### Your goal
Reproduce every one of the lines below word for word, keeping each character unchanged.
(begin)
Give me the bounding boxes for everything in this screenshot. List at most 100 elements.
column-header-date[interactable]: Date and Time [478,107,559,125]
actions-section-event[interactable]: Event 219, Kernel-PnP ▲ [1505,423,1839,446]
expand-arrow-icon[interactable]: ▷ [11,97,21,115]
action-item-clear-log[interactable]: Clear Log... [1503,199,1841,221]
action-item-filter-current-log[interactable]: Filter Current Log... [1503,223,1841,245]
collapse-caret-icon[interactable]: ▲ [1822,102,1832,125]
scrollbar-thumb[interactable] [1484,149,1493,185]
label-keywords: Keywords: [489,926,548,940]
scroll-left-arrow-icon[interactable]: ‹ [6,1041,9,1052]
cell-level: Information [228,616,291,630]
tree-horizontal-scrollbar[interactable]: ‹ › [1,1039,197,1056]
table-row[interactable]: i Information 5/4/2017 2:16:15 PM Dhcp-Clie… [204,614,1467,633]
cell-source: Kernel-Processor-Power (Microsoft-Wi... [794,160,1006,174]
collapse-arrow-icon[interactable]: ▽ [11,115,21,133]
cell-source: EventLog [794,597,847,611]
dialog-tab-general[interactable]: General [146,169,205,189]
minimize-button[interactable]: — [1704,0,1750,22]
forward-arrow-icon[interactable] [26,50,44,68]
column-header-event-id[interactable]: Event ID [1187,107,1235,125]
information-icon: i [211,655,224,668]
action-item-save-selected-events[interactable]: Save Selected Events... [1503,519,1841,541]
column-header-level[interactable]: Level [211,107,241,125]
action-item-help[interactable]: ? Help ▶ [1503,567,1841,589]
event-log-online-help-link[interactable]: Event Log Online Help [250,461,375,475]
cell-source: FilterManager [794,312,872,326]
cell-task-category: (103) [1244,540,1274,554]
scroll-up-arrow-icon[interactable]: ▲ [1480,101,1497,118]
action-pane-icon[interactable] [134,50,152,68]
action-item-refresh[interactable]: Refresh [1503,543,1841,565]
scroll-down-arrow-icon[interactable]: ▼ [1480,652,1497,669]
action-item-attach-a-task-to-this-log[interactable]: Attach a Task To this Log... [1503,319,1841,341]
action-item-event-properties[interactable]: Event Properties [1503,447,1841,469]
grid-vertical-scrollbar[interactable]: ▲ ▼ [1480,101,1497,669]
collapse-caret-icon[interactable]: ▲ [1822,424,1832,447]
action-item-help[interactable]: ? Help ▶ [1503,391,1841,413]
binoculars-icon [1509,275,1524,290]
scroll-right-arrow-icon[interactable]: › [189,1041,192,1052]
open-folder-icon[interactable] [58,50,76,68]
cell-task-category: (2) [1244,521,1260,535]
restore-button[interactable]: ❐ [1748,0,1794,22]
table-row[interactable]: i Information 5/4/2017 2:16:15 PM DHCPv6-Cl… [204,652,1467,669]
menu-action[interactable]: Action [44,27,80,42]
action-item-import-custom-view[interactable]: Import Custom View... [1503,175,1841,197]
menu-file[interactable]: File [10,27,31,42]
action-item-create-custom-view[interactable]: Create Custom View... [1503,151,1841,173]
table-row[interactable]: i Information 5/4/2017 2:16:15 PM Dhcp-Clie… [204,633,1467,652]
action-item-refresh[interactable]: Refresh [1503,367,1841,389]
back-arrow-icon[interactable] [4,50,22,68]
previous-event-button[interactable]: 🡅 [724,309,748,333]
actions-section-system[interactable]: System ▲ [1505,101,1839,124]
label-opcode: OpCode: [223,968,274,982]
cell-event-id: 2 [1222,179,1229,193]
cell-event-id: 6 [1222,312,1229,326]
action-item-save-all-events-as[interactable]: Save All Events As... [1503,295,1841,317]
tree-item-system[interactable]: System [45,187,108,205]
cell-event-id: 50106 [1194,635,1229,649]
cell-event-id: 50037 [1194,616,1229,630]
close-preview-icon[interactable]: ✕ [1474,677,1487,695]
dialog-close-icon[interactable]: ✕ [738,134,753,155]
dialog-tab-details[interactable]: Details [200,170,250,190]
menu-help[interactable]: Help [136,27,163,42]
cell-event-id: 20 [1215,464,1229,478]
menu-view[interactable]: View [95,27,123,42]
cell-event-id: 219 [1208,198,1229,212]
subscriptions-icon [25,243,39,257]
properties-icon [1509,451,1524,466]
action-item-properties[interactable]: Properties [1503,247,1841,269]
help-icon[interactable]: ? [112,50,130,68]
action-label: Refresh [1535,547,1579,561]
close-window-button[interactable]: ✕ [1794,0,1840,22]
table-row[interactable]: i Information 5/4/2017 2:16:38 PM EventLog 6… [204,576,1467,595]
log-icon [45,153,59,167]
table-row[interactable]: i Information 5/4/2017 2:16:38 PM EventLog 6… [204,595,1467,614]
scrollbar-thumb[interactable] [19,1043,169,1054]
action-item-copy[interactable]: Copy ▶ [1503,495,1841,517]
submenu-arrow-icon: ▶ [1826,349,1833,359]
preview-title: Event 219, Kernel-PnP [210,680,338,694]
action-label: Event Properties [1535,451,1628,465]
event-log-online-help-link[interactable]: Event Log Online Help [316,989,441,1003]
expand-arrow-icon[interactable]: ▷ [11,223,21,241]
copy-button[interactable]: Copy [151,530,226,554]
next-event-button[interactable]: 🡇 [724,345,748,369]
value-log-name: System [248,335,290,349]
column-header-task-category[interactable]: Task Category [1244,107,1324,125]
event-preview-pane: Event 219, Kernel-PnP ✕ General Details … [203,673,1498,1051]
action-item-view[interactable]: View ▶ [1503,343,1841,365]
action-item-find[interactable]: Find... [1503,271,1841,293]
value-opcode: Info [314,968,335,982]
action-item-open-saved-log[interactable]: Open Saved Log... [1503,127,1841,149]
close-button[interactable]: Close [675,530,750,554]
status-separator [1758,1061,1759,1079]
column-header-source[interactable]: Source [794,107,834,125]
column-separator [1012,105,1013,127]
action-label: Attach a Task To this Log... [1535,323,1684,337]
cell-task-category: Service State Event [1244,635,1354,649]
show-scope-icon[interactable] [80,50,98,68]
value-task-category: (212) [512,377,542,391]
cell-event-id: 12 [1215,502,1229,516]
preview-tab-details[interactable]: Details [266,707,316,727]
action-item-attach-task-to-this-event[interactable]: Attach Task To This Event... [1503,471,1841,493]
(end)
### Answer to the task
Give me the bounding boxes for everything in this screenshot. List at most 100 elements.
column-header-date[interactable]: Date and Time [478,107,559,125]
actions-section-event[interactable]: Event 219, Kernel-PnP ▲ [1505,423,1839,446]
expand-arrow-icon[interactable]: ▷ [11,97,21,115]
action-item-clear-log[interactable]: Clear Log... [1503,199,1841,221]
action-item-filter-current-log[interactable]: Filter Current Log... [1503,223,1841,245]
collapse-caret-icon[interactable]: ▲ [1822,102,1832,125]
scrollbar-thumb[interactable] [1484,149,1493,185]
label-keywords: Keywords: [489,926,548,940]
scroll-left-arrow-icon[interactable]: ‹ [6,1041,9,1052]
cell-level: Information [228,616,291,630]
tree-horizontal-scrollbar[interactable]: ‹ › [1,1039,197,1056]
table-row[interactable]: i Information 5/4/2017 2:16:15 PM Dhcp-Clie… [204,614,1467,633]
cell-source: Kernel-Processor-Power (Microsoft-Wi... [794,160,1006,174]
collapse-arrow-icon[interactable]: ▽ [11,115,21,133]
cell-source: EventLog [794,597,847,611]
dialog-tab-general[interactable]: General [146,169,205,189]
minimize-button[interactable]: — [1704,0,1750,22]
forward-arrow-icon[interactable] [26,50,44,68]
column-header-event-id[interactable]: Event ID [1187,107,1235,125]
information-icon: i [211,655,224,668]
action-item-save-selected-events[interactable]: Save Selected Events... [1503,519,1841,541]
column-header-level[interactable]: Level [211,107,241,125]
action-item-help[interactable]: ? Help ▶ [1503,567,1841,589]
event-log-online-help-link[interactable]: Event Log Online Help [250,461,375,475]
cell-source: FilterManager [794,312,872,326]
cell-task-category: (103) [1244,540,1274,554]
scroll-up-arrow-icon[interactable]: ▲ [1480,101,1497,118]
action-pane-icon[interactable] [134,50,152,68]
action-item-refresh[interactable]: Refresh [1503,543,1841,565]
scroll-down-arrow-icon[interactable]: ▼ [1480,652,1497,669]
action-item-attach-a-task-to-this-log[interactable]: Attach a Task To this Log... [1503,319,1841,341]
action-item-event-properties[interactable]: Event Properties [1503,447,1841,469]
grid-vertical-scrollbar[interactable]: ▲ ▼ [1480,101,1497,669]
collapse-caret-icon[interactable]: ▲ [1822,424,1832,447]
action-item-help[interactable]: ? Help ▶ [1503,391,1841,413]
binoculars-icon [1509,275,1524,290]
scroll-right-arrow-icon[interactable]: › [189,1041,192,1052]
open-folder-icon[interactable] [58,50,76,68]
cell-task-category: (2) [1244,521,1260,535]
restore-button[interactable]: ❐ [1748,0,1794,22]
table-row[interactable]: i Information 5/4/2017 2:16:15 PM DHCPv6-Cl… [204,652,1467,669]
menu-action[interactable]: Action [44,27,80,42]
action-item-import-custom-view[interactable]: Import Custom View... [1503,175,1841,197]
menu-file[interactable]: File [10,27,31,42]
action-item-create-custom-view[interactable]: Create Custom View... [1503,151,1841,173]
table-row[interactable]: i Information 5/4/2017 2:16:15 PM Dhcp-Clie… [204,633,1467,652]
action-item-refresh[interactable]: Refresh [1503,367,1841,389]
back-arrow-icon[interactable] [4,50,22,68]
previous-event-button[interactable]: 🡅 [724,309,748,333]
actions-section-system[interactable]: System ▲ [1505,101,1839,124]
label-opcode: OpCode: [223,968,274,982]
cell-event-id: 2 [1222,179,1229,193]
cell-event-id: 6 [1222,312,1229,326]
action-item-save-all-events-as[interactable]: Save All Events As... [1503,295,1841,317]
tree-item-system[interactable]: System [45,187,108,205]
cell-event-id: 50106 [1194,635,1229,649]
cell-event-id: 50037 [1194,616,1229,630]
close-preview-icon[interactable]: ✕ [1474,677,1487,695]
dialog-close-icon[interactable]: ✕ [738,134,753,155]
dialog-tab-details[interactable]: Details [200,170,250,190]
menu-help[interactable]: Help [136,27,163,42]
cell-event-id: 20 [1215,464,1229,478]
menu-view[interactable]: View [95,27,123,42]
cell-event-id: 219 [1208,198,1229,212]
subscriptions-icon [25,243,39,257]
properties-icon [1509,451,1524,466]
action-item-properties[interactable]: Properties [1503,247,1841,269]
help-icon[interactable]: ? [112,50,130,68]
action-label: Refresh [1535,547,1579,561]
close-window-button[interactable]: ✕ [1794,0,1840,22]
table-row[interactable]: i Information 5/4/2017 2:16:38 PM EventLog 6… [204,576,1467,595]
log-icon [45,153,59,167]
table-row[interactable]: i Information 5/4/2017 2:16:38 PM EventLog 6… [204,595,1467,614]
scrollbar-thumb[interactable] [19,1043,169,1054]
action-item-copy[interactable]: Copy ▶ [1503,495,1841,517]
submenu-arrow-icon: ▶ [1826,349,1833,359]
preview-title: Event 219, Kernel-PnP [210,680,338,694]
action-label: Event Properties [1535,451,1628,465]
event-log-online-help-link[interactable]: Event Log Online Help [316,989,441,1003]
expand-arrow-icon[interactable]: ▷ [11,223,21,241]
copy-button[interactable]: Copy [151,530,226,554]
next-event-button[interactable]: 🡇 [724,345,748,369]
value-log-name: System [248,335,290,349]
column-header-task-category[interactable]: Task Category [1244,107,1324,125]
event-preview-pane: Event 219, Kernel-PnP ✕ General Details … [203,673,1498,1051]
action-item-view[interactable]: View ▶ [1503,343,1841,365]
action-item-find[interactable]: Find... [1503,271,1841,293]
value-opcode: Info [314,968,335,982]
action-item-open-saved-log[interactable]: Open Saved Log... [1503,127,1841,149]
close-button[interactable]: Close [675,530,750,554]
status-separator [1758,1061,1759,1079]
column-header-source[interactable]: Source [794,107,834,125]
column-separator [1012,105,1013,127]
action-label: Attach a Task To this Log... [1535,323,1684,337]
cell-task-category: Service State Event [1244,635,1354,649]
show-scope-icon[interactable] [80,50,98,68]
value-task-category: (212) [512,377,542,391]
cell-event-id: 12 [1215,502,1229,516]
preview-tab-details[interactable]: Details [266,707,316,727]
action-item-attach-task-to-this-event[interactable]: Attach Task To This Event... [1503,471,1841,493]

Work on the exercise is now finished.